### Problem to solve:
Output the material as a numbered list, omitting blank lines, starting with its first line and continuing through the line containing "- scatter-peak-point-21: [332, 156, 339, 163]", with both of those lines included.

### Input material:
■ ■ ■ ■

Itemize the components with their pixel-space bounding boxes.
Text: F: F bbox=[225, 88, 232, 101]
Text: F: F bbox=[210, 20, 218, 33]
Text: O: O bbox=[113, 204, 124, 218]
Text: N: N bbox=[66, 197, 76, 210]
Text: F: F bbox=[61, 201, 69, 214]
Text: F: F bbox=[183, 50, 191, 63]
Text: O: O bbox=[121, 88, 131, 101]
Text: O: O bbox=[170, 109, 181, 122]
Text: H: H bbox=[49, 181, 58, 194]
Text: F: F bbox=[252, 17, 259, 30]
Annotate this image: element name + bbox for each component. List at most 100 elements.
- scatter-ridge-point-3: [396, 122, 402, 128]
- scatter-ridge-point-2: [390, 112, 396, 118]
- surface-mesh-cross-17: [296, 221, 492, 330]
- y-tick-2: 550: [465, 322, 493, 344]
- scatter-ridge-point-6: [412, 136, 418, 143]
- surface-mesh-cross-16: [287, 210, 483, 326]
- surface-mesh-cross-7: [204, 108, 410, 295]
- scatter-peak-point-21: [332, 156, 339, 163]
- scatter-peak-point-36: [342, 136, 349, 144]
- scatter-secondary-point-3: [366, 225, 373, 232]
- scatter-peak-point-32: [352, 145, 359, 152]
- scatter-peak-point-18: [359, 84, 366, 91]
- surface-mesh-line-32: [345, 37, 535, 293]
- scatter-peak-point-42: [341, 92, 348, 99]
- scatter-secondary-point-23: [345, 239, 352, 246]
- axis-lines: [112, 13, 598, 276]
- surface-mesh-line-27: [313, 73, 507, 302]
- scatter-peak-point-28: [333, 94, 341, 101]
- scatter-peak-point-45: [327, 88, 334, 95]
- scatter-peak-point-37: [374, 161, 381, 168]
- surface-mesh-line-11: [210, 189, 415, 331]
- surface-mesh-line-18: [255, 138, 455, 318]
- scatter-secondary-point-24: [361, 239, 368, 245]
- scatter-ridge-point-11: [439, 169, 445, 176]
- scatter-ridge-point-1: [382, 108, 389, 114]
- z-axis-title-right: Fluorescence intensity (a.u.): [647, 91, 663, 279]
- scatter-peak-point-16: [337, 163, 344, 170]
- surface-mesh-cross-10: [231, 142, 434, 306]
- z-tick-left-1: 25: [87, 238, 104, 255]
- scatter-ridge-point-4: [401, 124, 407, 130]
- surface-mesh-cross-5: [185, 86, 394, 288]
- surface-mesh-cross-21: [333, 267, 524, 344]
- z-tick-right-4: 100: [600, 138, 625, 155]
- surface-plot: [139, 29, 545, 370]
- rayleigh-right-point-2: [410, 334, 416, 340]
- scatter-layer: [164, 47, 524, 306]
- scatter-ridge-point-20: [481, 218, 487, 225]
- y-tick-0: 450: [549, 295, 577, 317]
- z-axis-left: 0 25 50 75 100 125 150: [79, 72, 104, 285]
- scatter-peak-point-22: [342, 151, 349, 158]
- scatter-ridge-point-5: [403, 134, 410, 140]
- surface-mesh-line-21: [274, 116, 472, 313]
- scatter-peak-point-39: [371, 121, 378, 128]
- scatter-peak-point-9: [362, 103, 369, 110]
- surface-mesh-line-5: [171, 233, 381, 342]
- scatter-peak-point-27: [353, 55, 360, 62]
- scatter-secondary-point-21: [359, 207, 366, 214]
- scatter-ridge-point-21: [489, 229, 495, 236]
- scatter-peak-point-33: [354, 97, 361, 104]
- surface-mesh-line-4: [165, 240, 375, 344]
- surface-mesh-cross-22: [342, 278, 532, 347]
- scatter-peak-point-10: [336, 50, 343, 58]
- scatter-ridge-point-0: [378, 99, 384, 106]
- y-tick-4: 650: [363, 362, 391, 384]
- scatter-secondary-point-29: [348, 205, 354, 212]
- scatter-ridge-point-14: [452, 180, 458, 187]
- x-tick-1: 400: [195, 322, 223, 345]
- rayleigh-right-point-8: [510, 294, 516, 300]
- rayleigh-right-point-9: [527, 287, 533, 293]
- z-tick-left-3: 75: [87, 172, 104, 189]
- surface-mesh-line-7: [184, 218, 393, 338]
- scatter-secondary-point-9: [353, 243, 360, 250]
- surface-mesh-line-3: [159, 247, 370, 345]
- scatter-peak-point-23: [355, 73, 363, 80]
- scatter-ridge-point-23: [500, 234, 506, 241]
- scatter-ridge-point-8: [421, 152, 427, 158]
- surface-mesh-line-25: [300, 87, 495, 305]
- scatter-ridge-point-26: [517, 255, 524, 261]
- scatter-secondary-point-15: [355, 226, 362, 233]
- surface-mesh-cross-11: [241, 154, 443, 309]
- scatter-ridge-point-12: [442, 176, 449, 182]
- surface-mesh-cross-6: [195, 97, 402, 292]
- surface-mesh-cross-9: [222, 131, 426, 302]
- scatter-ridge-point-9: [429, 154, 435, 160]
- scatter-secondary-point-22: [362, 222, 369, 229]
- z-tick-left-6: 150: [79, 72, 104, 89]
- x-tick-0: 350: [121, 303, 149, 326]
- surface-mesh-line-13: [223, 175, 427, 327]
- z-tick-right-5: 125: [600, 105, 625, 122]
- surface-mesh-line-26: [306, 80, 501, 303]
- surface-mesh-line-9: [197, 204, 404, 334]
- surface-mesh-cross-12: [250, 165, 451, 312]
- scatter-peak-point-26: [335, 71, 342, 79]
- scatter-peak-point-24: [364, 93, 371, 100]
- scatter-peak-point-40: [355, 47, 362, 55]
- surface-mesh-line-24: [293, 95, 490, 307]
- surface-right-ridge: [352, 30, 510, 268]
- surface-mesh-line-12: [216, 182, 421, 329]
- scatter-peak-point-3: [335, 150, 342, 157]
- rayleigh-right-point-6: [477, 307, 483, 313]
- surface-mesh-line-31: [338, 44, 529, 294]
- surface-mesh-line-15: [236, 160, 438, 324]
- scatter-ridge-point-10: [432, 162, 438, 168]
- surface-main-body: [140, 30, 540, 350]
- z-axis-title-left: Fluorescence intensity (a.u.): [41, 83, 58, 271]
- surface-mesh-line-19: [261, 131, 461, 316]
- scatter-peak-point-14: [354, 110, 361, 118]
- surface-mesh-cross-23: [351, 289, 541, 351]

■ ■ ■ ■

### Answer to this problem:
1. Itemize the components with their pixel-space bounding boxes.
2. Text: F: F bbox=[225, 88, 232, 101]
3. Text: F: F bbox=[210, 20, 218, 33]
4. Text: O: O bbox=[113, 204, 124, 218]
5. Text: N: N bbox=[66, 197, 76, 210]
6. Text: F: F bbox=[61, 201, 69, 214]
7. Text: F: F bbox=[183, 50, 191, 63]
8. Text: O: O bbox=[121, 88, 131, 101]
9. Text: O: O bbox=[170, 109, 181, 122]
10. Text: H: H bbox=[49, 181, 58, 194]
11. Text: F: F bbox=[252, 17, 259, 30]
12. Annotate this image: element name + bbox for each component. List at most 100 elements.
13. - scatter-ridge-point-3: [396, 122, 402, 128]
14. - scatter-ridge-point-2: [390, 112, 396, 118]
15. - surface-mesh-cross-17: [296, 221, 492, 330]
16. - y-tick-2: 550: [465, 322, 493, 344]
17. - scatter-ridge-point-6: [412, 136, 418, 143]
18. - surface-mesh-cross-16: [287, 210, 483, 326]
19. - surface-mesh-cross-7: [204, 108, 410, 295]
20. - scatter-peak-point-21: [332, 156, 339, 163]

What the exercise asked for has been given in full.